* _Written problem_: All the data should be repeated exactly. Any image in it is left out.
● ● ● ● ● ● ●
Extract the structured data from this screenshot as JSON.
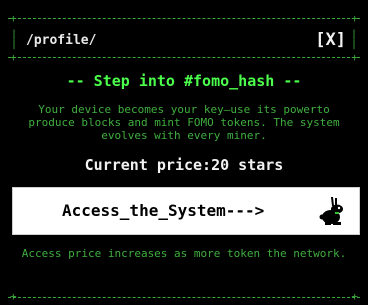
{
  "window": {
    "path": "/profile/",
    "close_label": "[X]"
  },
  "main": {
    "heading": "-- Step into #fomo_hash --",
    "description": "Your device becomes your key—use its powerto produce blocks and mint FOMO tokens. The system evolves with every miner.",
    "price": "Current price:20 stars",
    "access_button_label": "Access_the_System--->",
    "note": "Access price increases as more token the network."
  },
  "icons": {
    "rabbit": "rabbit-icon"
  },
  "colors": {
    "background": "#000000",
    "accent_green": "#4cff4c",
    "text_green": "#3fae3f",
    "button_bg": "#ffffff"
  }
}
● ● ● ● ● ● ●
* _Finished task_:
Extract the structured data from this screenshot as JSON.
{
  "window": {
    "path": "/profile/",
    "close_label": "[X]"
  },
  "main": {
    "heading": "-- Step into #fomo_hash --",
    "description": "Your device becomes your key—use its powerto produce blocks and mint FOMO tokens. The system evolves with every miner.",
    "price": "Current price:20 stars",
    "access_button_label": "Access_the_System--->",
    "note": "Access price increases as more token the network."
  },
  "icons": {
    "rabbit": "rabbit-icon"
  },
  "colors": {
    "background": "#000000",
    "accent_green": "#4cff4c",
    "text_green": "#3fae3f",
    "button_bg": "#ffffff"
  }
}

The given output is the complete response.